Dataset items

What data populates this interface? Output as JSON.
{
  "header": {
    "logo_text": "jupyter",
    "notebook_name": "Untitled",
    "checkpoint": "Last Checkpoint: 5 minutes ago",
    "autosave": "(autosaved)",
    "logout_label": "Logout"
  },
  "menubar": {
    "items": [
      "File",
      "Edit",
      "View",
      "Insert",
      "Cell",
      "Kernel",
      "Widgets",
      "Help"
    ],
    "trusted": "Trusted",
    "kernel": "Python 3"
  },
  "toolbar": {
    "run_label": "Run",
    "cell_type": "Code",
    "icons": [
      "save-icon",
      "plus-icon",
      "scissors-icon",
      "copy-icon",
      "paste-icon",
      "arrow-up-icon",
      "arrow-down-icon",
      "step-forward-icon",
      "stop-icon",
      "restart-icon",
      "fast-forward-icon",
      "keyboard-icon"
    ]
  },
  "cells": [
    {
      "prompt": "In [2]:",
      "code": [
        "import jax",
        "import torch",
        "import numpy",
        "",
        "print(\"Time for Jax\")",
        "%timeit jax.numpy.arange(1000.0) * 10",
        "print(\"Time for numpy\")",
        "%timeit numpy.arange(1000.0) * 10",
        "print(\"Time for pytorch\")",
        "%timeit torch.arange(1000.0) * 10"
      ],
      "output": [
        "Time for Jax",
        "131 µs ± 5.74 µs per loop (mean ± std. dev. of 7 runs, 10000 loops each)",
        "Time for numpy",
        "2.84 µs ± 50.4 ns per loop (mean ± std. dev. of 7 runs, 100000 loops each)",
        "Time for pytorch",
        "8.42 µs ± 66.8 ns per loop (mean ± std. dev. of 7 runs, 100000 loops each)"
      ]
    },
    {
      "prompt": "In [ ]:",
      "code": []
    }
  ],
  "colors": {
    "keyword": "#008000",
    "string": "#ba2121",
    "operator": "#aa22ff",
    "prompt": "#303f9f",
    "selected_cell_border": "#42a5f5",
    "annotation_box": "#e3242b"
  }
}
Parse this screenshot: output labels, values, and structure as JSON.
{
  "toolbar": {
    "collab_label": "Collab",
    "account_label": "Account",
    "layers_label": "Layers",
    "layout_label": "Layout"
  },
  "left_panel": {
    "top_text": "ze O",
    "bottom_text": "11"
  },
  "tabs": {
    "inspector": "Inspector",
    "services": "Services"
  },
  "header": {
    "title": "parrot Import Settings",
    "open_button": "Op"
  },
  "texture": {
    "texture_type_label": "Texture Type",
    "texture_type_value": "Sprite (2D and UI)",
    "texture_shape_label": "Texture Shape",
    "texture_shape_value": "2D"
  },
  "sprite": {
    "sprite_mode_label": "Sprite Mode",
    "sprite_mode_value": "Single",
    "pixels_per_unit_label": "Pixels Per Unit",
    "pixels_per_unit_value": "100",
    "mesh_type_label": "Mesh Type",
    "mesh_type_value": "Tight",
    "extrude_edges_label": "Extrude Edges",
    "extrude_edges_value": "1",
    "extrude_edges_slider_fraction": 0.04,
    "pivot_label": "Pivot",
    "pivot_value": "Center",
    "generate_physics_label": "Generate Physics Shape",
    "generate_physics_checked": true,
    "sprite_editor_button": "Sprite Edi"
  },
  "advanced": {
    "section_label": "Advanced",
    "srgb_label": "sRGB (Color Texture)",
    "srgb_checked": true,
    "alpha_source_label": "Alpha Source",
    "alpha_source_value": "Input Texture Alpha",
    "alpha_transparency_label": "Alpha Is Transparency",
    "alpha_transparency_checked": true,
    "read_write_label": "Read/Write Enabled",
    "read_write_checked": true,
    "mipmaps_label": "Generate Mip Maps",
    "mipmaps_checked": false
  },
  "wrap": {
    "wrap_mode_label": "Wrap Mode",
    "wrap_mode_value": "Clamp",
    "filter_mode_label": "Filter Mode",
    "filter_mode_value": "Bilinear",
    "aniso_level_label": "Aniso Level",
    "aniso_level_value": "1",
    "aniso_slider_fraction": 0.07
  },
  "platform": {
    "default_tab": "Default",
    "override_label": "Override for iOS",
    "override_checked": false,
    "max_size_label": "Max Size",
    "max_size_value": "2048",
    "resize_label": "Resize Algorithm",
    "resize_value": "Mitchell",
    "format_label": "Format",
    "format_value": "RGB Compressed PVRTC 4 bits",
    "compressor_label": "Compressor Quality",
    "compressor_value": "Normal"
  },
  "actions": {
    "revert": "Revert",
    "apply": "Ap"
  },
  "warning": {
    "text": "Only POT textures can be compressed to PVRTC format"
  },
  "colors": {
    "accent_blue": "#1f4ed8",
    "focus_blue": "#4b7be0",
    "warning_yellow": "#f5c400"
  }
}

## [Goal]
Filter the records above for "numpy" and copy every matching line.

## [Answer to this exercise]
        "import numpy",
        "%timeit jax.numpy.arange(1000.0) * 10",
        "print(\"Time for numpy\")",
        "%timeit numpy.arange(1000.0) * 10",
        "Time for numpy",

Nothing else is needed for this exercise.